Exercise description
Rewrite the data below so that every "carousel-dot" becomes "slider-dot". Keep everything else the same.

## begin Source records

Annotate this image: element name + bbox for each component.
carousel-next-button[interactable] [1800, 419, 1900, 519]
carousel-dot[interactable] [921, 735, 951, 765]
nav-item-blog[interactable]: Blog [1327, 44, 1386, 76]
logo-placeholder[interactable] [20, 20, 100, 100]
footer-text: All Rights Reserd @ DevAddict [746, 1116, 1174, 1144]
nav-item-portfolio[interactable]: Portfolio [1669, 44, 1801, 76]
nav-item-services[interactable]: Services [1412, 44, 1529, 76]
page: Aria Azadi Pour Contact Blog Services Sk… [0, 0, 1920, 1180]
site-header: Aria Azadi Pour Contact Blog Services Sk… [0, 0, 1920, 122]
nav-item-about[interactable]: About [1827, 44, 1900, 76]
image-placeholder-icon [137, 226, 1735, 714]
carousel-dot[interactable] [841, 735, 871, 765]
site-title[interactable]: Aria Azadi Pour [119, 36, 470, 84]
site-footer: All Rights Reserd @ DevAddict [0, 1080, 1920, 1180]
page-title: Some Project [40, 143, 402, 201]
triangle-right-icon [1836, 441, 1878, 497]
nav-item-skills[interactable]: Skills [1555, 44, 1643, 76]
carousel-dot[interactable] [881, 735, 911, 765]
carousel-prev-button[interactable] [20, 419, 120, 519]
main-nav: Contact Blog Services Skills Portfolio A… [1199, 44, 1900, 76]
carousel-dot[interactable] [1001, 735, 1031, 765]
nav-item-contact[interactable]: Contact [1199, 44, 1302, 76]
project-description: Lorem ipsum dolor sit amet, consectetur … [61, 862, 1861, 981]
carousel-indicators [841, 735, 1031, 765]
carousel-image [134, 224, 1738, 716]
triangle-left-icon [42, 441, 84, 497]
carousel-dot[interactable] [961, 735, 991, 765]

## end Source records

Answer
Annotate this image: element name + bbox for each component.
carousel-next-button[interactable] [1800, 419, 1900, 519]
slider-dot[interactable] [921, 735, 951, 765]
nav-item-blog[interactable]: Blog [1327, 44, 1386, 76]
logo-placeholder[interactable] [20, 20, 100, 100]
footer-text: All Rights Reserd @ DevAddict [746, 1116, 1174, 1144]
nav-item-portfolio[interactable]: Portfolio [1669, 44, 1801, 76]
nav-item-services[interactable]: Services [1412, 44, 1529, 76]
page: Aria Azadi Pour Contact Blog Services Sk… [0, 0, 1920, 1180]
site-header: Aria Azadi Pour Contact Blog Services Sk… [0, 0, 1920, 122]
nav-item-about[interactable]: About [1827, 44, 1900, 76]
image-placeholder-icon [137, 226, 1735, 714]
slider-dot[interactable] [841, 735, 871, 765]
site-title[interactable]: Aria Azadi Pour [119, 36, 470, 84]
site-footer: All Rights Reserd @ DevAddict [0, 1080, 1920, 1180]
page-title: Some Project [40, 143, 402, 201]
triangle-right-icon [1836, 441, 1878, 497]
nav-item-skills[interactable]: Skills [1555, 44, 1643, 76]
slider-dot[interactable] [881, 735, 911, 765]
carousel-prev-button[interactable] [20, 419, 120, 519]
main-nav: Contact Blog Services Skills Portfolio A… [1199, 44, 1900, 76]
slider-dot[interactable] [1001, 735, 1031, 765]
nav-item-contact[interactable]: Contact [1199, 44, 1302, 76]
project-description: Lorem ipsum dolor sit amet, consectetur … [61, 862, 1861, 981]
carousel-indicators [841, 735, 1031, 765]
carousel-image [134, 224, 1738, 716]
triangle-left-icon [42, 441, 84, 497]
slider-dot[interactable] [961, 735, 991, 765]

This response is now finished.